:: Request ::
Lift out all lines below that contain "What".

[start Given data]

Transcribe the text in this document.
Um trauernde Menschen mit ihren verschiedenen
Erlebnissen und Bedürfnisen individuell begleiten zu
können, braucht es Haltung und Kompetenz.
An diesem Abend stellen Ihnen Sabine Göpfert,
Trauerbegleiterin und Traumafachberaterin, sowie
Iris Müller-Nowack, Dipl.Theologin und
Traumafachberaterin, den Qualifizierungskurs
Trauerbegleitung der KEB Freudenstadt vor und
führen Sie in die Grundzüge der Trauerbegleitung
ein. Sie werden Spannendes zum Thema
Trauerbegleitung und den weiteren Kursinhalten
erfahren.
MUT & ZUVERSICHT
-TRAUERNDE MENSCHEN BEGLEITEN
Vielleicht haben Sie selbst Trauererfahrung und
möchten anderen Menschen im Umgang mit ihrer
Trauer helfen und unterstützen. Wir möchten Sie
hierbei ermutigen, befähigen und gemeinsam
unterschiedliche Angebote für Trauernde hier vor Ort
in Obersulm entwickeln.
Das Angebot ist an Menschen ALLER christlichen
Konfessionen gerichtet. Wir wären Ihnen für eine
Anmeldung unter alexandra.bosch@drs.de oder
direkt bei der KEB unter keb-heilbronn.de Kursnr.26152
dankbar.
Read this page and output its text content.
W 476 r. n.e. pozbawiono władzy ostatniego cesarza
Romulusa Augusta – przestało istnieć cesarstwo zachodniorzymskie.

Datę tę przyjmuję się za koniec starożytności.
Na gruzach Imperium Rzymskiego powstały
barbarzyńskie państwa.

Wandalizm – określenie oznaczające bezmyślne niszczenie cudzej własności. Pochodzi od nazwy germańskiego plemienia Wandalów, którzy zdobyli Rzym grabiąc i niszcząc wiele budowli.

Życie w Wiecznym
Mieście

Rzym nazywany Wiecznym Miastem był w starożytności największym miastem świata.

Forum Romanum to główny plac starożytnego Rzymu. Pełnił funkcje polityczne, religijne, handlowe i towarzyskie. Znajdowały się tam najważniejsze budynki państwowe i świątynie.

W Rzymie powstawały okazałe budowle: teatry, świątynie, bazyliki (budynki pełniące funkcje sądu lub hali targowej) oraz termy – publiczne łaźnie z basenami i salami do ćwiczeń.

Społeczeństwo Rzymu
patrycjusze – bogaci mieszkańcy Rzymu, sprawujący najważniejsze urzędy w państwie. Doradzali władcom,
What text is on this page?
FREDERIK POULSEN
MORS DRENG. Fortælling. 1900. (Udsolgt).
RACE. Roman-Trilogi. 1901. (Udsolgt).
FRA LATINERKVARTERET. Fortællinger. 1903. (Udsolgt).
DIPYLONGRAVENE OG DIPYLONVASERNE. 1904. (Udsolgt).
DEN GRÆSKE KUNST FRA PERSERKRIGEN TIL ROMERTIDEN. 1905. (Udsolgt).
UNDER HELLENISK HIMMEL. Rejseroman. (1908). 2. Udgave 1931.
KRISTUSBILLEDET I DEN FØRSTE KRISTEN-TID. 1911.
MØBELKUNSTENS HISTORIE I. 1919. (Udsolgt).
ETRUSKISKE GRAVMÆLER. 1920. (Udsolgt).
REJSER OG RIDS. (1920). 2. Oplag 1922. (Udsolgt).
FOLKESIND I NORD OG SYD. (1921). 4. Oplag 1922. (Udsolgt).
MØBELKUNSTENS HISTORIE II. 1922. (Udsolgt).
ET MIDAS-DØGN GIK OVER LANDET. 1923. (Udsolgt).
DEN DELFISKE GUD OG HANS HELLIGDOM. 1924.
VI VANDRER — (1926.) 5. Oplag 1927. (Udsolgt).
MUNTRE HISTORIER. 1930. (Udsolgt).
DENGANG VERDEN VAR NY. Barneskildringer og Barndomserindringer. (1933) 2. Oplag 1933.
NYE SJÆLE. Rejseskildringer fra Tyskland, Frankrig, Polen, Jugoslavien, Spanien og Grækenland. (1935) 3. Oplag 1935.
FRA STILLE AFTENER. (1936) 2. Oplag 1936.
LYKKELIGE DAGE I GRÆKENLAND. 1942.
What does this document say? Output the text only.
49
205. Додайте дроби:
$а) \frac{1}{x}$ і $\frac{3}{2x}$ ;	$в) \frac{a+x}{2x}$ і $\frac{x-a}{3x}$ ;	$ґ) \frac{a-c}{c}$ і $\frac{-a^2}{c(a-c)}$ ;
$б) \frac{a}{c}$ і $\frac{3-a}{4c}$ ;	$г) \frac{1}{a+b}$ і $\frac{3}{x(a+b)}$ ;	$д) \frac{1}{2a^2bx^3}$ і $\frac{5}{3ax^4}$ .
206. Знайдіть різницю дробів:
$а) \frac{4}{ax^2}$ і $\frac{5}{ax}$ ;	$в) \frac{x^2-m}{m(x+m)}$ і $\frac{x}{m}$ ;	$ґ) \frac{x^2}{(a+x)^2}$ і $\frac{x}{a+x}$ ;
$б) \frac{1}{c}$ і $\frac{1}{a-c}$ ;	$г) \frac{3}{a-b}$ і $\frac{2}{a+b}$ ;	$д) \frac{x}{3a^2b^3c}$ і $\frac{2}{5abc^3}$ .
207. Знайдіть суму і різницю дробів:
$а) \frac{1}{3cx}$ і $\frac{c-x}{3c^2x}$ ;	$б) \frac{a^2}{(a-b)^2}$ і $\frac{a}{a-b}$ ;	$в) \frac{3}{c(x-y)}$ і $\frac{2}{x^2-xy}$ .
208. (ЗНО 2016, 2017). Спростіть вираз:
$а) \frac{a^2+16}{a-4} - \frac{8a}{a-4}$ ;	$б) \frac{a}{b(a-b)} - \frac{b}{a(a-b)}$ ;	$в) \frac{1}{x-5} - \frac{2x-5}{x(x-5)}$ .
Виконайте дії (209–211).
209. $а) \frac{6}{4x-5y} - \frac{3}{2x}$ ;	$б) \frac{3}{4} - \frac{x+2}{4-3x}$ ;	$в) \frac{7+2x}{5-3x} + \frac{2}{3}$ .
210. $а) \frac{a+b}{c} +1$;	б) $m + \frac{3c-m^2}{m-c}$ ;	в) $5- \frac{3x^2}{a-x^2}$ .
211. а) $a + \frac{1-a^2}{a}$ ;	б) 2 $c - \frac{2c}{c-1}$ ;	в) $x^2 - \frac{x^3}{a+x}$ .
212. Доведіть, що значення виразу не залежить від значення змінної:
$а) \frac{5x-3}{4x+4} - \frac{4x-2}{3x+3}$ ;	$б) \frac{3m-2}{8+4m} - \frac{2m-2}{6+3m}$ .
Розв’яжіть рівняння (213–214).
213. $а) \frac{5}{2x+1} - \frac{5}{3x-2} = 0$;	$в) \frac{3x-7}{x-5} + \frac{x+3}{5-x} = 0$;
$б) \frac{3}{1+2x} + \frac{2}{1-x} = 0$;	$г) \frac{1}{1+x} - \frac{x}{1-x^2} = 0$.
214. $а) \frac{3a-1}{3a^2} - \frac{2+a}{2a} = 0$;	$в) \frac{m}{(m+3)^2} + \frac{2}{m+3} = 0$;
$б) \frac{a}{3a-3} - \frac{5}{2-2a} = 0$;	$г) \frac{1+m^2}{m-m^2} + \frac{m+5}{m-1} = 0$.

[end Given data]

:: Task response ::
What text is on this page?
What does this document say? Output the text only.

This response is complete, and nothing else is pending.